# START OF Source data

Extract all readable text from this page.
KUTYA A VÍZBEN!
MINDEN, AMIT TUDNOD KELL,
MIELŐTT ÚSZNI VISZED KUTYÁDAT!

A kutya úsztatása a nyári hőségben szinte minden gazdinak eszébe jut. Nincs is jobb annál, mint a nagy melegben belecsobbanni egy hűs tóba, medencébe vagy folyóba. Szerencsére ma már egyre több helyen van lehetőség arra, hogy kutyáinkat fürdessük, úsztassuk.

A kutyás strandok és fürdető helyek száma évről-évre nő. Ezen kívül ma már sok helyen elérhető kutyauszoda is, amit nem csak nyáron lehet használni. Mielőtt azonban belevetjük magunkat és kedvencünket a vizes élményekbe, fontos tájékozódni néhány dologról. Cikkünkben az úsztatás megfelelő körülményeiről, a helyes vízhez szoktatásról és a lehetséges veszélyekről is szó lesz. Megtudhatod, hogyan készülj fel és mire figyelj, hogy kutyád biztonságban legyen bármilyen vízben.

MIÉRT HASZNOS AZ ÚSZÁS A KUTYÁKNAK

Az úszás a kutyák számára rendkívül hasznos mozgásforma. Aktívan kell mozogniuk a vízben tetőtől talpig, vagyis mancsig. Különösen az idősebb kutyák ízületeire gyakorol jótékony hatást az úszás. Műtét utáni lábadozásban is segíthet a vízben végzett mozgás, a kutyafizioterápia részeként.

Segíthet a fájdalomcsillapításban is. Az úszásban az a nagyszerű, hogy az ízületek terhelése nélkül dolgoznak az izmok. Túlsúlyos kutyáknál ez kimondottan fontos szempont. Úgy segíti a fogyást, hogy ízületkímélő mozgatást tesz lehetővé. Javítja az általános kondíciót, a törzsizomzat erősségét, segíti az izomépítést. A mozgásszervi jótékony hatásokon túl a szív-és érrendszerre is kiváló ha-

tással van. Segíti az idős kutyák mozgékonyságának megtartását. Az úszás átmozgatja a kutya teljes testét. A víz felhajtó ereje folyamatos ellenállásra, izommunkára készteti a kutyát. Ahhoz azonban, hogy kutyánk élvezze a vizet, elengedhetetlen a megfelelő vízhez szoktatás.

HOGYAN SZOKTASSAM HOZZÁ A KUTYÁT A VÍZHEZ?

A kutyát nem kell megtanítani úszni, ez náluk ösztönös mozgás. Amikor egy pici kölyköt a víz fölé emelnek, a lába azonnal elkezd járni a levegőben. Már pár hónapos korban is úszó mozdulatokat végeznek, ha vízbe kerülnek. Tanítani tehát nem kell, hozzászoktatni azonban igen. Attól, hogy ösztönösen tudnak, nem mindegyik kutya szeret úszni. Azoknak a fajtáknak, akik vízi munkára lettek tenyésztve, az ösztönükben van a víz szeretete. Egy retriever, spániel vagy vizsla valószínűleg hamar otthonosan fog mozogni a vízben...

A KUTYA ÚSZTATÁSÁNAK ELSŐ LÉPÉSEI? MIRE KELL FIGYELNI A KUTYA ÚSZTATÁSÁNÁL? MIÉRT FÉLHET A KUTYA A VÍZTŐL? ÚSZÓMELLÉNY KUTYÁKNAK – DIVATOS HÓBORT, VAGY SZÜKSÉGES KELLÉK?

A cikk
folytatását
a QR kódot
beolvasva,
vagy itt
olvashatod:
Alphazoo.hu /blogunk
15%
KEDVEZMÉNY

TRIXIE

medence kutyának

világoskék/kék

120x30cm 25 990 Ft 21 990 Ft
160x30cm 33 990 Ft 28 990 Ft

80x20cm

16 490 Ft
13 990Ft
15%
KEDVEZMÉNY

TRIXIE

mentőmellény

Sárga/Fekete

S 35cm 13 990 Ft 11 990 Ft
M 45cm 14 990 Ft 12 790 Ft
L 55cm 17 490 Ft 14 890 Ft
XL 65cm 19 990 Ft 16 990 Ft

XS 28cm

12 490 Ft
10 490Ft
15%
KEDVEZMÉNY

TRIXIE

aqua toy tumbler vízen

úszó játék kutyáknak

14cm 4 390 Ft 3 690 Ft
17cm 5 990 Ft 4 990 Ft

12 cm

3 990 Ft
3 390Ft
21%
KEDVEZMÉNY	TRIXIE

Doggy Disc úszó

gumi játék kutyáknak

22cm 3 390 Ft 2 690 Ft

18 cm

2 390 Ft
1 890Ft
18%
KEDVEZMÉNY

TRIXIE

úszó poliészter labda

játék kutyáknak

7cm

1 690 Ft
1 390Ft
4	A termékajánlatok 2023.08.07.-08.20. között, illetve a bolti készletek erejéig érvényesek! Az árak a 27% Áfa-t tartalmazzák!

# END OF Source data

Stated problem -
Take the lines above and print them exactly.

Task response -
Extract all readable text from this page.
KUTYA A VÍZBEN!
MINDEN, AMIT TUDNOD KELL,
MIELŐTT ÚSZNI VISZED KUTYÁDAT!

A kutya úsztatása a nyári hőségben szinte minden gazdinak eszébe jut. Nincs is jobb annál, mint a nagy melegben belecsobbanni egy hűs tóba, medencébe vagy folyóba. Szerencsére ma már egyre több helyen van lehetőség arra, hogy kutyáinkat fürdessük, úsztassuk.

A kutyás strandok és fürdető helyek száma évről-évre nő. Ezen kívül ma már sok helyen elérhető kutyauszoda is, amit nem csak nyáron lehet használni. Mielőtt azonban belevetjük magunkat és kedvencünket a vizes élményekbe, fontos tájékozódni néhány dologról. Cikkünkben az úsztatás megfelelő körülményeiről, a helyes vízhez szoktatásról és a lehetséges veszélyekről is szó lesz. Megtudhatod, hogyan készülj fel és mire figyelj, hogy kutyád biztonságban legyen bármilyen vízben.

MIÉRT HASZNOS AZ ÚSZÁS A KUTYÁKNAK

Az úszás a kutyák számára rendkívül hasznos mozgásforma. Aktívan kell mozogniuk a vízben tetőtől talpig, vagyis mancsig. Különösen az idősebb kutyák ízületeire gyakorol jótékony hatást az úszás. Műtét utáni lábadozásban is segíthet a vízben végzett mozgás, a kutyafizioterápia részeként.

Segíthet a fájdalomcsillapításban is. Az úszásban az a nagyszerű, hogy az ízületek terhelése nélkül dolgoznak az izmok. Túlsúlyos kutyáknál ez kimondottan fontos szempont. Úgy segíti a fogyást, hogy ízületkímélő mozgatást tesz lehetővé. Javítja az általános kondíciót, a törzsizomzat erősségét, segíti az izomépítést. A mozgásszervi jótékony hatásokon túl a szív-és érrendszerre is kiváló ha-

tással van. Segíti az idős kutyák mozgékonyságának megtartását. Az úszás átmozgatja a kutya teljes testét. A víz felhajtó ereje folyamatos ellenállásra, izommunkára készteti a kutyát. Ahhoz azonban, hogy kutyánk élvezze a vizet, elengedhetetlen a megfelelő vízhez szoktatás.

HOGYAN SZOKTASSAM HOZZÁ A KUTYÁT A VÍZHEZ?

A kutyát nem kell megtanítani úszni, ez náluk ösztönös mozgás. Amikor egy pici kölyköt a víz fölé emelnek, a lába azonnal elkezd járni a levegőben. Már pár hónapos korban is úszó mozdulatokat végeznek, ha vízbe kerülnek. Tanítani tehát nem kell, hozzászoktatni azonban igen. Attól, hogy ösztönösen tudnak, nem mindegyik kutya szeret úszni. Azoknak a fajtáknak, akik vízi munkára lettek tenyésztve, az ösztönükben van a víz szeretete. Egy retriever, spániel vagy vizsla valószínűleg hamar otthonosan fog mozogni a vízben...

A KUTYA ÚSZTATÁSÁNAK ELSŐ LÉPÉSEI? MIRE KELL FIGYELNI A KUTYA ÚSZTATÁSÁNÁL? MIÉRT FÉLHET A KUTYA A VÍZTŐL? ÚSZÓMELLÉNY KUTYÁKNAK – DIVATOS HÓBORT, VAGY SZÜKSÉGES KELLÉK?

A cikk
folytatását
a QR kódot
beolvasva,
vagy itt
olvashatod:
Alphazoo.hu /blogunk
15%
KEDVEZMÉNY

TRIXIE

medence kutyának

világoskék/kék

120x30cm 25 990 Ft 21 990 Ft
160x30cm 33 990 Ft 28 990 Ft

80x20cm

16 490 Ft
13 990Ft
15%
KEDVEZMÉNY

TRIXIE

mentőmellény

Sárga/Fekete

S 35cm 13 990 Ft 11 990 Ft
M 45cm 14 990 Ft 12 790 Ft
L 55cm 17 490 Ft 14 890 Ft
XL 65cm 19 990 Ft 16 990 Ft

XS 28cm

12 490 Ft
10 490Ft
15%
KEDVEZMÉNY

TRIXIE

aqua toy tumbler vízen

úszó játék kutyáknak

14cm 4 390 Ft 3 690 Ft
17cm 5 990 Ft 4 990 Ft

12 cm

3 990 Ft
3 390Ft
21%
KEDVEZMÉNY	TRIXIE

Doggy Disc úszó

gumi játék kutyáknak

22cm 3 390 Ft 2 690 Ft

18 cm

2 390 Ft
1 890Ft
18%
KEDVEZMÉNY

TRIXIE

úszó poliészter labda

játék kutyáknak

7cm

1 690 Ft
1 390Ft
4	A termékajánlatok 2023.08.07.-08.20. között, illetve a bolti készletek erejéig érvényesek! Az árak a 27% Áfa-t tartalmazzák!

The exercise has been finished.